Data excerpts

━━━━━━━━

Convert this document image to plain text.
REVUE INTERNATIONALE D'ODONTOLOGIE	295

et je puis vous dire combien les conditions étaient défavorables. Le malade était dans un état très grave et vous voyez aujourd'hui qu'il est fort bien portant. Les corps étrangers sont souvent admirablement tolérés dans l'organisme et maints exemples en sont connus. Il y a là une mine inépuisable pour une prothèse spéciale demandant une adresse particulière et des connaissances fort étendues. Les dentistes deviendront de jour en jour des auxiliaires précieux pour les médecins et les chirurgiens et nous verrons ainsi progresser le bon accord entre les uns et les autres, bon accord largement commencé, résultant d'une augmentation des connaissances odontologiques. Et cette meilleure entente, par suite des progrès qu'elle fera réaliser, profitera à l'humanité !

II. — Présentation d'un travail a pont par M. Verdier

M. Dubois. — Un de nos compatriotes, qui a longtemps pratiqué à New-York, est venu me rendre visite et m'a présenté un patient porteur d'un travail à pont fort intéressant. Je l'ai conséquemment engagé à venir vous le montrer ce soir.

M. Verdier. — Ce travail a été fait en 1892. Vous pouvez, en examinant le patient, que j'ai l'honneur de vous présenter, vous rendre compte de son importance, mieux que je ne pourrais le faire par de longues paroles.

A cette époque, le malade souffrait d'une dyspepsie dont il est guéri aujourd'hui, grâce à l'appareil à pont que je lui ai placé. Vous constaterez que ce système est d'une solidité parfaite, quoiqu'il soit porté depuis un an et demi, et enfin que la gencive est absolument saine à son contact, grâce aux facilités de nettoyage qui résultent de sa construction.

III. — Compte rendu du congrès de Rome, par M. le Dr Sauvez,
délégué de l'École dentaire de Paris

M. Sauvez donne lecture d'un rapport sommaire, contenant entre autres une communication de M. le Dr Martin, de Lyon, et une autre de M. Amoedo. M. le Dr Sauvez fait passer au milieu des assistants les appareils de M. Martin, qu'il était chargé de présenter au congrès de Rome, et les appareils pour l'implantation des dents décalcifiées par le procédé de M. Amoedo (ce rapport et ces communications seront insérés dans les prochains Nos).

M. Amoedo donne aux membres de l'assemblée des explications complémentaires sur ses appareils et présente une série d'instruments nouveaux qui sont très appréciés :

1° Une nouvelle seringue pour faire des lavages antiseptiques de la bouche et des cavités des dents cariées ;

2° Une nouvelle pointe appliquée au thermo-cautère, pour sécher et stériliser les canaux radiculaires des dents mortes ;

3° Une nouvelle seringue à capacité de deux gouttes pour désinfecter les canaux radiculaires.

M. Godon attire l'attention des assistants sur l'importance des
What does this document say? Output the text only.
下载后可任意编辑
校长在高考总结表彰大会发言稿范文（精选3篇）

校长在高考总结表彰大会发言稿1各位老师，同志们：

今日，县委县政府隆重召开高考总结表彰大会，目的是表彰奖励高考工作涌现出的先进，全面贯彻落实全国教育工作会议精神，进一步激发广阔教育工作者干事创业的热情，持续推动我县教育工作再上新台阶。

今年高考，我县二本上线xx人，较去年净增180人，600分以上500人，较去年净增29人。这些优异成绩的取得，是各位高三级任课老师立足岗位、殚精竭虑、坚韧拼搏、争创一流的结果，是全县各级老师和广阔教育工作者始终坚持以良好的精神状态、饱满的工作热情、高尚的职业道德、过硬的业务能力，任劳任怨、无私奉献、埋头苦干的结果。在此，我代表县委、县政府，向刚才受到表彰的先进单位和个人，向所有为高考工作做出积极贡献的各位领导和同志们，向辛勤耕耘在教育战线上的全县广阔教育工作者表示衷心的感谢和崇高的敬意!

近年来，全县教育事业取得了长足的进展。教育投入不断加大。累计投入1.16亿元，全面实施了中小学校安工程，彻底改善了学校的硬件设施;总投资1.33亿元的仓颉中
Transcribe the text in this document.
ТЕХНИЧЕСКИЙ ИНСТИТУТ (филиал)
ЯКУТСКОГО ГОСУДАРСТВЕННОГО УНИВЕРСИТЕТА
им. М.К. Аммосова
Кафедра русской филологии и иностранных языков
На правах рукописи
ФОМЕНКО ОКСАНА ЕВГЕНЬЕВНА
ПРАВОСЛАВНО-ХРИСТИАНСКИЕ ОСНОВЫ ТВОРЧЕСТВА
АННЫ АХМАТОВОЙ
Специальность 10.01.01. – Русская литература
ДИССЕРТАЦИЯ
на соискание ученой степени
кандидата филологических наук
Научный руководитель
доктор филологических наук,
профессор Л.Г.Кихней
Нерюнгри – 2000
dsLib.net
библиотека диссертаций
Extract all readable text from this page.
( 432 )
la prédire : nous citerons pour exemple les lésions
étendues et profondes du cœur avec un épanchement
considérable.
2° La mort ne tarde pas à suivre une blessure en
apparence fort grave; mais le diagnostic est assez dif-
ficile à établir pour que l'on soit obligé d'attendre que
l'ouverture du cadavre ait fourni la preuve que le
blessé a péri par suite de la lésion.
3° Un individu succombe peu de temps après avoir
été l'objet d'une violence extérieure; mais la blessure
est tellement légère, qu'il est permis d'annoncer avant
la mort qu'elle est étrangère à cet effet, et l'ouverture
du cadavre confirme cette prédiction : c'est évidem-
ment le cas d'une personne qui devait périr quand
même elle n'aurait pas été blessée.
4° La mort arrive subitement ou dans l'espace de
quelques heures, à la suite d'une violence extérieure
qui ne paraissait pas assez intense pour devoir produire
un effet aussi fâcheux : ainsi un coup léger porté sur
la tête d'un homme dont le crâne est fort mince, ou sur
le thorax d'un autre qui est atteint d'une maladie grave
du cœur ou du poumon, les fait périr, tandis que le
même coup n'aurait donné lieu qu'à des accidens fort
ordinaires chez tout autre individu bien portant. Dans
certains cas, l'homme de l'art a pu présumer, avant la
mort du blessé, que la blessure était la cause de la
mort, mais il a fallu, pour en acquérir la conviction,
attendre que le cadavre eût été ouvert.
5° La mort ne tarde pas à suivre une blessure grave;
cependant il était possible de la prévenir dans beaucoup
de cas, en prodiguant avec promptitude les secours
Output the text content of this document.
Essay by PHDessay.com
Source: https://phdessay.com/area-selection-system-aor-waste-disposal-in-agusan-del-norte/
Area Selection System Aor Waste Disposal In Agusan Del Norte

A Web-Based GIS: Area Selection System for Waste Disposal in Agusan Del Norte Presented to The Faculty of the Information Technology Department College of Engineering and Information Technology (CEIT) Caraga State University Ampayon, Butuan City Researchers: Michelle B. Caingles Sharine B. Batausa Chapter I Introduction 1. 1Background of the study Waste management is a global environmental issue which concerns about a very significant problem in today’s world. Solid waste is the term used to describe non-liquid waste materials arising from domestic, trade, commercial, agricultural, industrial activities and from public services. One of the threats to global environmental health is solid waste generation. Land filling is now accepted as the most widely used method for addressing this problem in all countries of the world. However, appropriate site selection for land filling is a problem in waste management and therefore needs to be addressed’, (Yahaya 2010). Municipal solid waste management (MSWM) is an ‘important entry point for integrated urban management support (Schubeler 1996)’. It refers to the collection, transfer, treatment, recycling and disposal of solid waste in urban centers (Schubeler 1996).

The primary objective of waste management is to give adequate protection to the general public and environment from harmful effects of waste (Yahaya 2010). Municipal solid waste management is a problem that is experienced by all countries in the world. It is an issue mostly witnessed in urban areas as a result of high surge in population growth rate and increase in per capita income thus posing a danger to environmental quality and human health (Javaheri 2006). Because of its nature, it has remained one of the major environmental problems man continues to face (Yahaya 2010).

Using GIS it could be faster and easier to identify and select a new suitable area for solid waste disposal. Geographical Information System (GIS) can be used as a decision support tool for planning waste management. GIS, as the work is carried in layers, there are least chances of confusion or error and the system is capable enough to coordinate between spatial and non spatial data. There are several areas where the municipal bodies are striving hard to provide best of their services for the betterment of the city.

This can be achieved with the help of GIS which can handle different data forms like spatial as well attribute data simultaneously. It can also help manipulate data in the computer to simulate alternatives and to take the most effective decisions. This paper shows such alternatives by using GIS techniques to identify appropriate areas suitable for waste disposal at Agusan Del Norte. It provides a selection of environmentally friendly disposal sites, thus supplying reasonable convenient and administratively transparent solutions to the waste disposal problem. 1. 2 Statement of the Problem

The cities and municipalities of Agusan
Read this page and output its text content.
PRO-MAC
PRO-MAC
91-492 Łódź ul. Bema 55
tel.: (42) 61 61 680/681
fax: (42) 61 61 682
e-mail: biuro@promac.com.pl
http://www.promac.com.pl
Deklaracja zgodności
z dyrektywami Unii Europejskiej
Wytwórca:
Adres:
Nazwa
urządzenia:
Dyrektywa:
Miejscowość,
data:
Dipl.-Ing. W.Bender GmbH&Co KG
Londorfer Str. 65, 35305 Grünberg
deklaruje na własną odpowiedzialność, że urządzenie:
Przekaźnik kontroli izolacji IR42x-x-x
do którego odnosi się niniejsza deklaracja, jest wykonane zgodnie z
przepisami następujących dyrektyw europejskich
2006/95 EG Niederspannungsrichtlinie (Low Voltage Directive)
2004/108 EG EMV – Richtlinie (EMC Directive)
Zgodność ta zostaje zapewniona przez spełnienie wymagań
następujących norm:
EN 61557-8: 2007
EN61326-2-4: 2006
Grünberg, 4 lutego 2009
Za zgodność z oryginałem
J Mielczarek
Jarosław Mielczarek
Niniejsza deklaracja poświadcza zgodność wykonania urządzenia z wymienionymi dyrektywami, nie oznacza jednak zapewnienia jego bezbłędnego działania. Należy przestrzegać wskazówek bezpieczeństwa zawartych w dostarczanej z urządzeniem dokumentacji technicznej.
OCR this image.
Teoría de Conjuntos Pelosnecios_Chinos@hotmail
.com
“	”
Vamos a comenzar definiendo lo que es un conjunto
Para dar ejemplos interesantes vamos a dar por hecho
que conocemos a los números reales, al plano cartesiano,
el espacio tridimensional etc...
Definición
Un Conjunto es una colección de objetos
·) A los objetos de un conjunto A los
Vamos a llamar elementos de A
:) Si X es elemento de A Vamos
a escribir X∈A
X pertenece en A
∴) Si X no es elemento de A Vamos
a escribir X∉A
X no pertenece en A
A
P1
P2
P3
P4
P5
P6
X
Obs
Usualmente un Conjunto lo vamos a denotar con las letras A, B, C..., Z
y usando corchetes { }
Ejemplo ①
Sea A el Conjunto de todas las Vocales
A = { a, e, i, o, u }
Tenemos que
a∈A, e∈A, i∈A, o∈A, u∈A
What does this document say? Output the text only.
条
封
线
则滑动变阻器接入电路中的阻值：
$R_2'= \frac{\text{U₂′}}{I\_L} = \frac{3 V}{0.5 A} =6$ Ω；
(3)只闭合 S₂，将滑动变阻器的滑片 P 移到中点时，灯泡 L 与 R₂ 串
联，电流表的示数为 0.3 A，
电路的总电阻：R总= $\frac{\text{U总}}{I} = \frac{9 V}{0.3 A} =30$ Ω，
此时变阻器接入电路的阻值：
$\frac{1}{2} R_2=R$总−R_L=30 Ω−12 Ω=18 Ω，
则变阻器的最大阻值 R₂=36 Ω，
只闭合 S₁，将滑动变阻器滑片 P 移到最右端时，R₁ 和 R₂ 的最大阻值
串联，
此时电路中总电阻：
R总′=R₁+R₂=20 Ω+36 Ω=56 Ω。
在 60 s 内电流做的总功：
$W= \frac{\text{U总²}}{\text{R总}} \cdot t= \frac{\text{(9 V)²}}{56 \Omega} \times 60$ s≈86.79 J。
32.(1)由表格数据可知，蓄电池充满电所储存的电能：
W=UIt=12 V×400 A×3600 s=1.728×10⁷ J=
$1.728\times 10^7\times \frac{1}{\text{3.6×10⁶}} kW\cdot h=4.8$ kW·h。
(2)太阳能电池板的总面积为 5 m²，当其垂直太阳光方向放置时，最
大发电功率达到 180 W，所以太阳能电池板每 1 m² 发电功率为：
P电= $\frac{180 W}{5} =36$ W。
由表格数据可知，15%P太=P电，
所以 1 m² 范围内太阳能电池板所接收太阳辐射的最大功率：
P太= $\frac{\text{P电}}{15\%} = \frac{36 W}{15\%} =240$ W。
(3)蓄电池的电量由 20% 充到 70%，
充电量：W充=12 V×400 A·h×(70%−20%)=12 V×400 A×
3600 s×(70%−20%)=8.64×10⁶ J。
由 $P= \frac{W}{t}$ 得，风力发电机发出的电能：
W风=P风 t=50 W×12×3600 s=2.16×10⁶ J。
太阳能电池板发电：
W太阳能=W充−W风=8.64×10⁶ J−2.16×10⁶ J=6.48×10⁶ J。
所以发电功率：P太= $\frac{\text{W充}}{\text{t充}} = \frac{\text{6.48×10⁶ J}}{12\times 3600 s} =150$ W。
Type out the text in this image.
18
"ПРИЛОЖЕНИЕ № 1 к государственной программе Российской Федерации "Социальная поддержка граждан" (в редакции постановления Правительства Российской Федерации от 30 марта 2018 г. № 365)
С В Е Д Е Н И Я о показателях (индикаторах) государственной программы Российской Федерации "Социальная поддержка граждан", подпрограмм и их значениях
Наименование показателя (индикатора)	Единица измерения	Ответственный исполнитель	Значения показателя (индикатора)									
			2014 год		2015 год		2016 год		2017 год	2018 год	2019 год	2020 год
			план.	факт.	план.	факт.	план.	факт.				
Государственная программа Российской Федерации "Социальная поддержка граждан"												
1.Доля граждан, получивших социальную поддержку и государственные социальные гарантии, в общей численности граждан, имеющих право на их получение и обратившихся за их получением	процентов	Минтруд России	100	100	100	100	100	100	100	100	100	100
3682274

━━━━━━━━

● **Problem**
Go over the entries above and say how many lines hold the string "avant", with no other text.

● **Output below**
2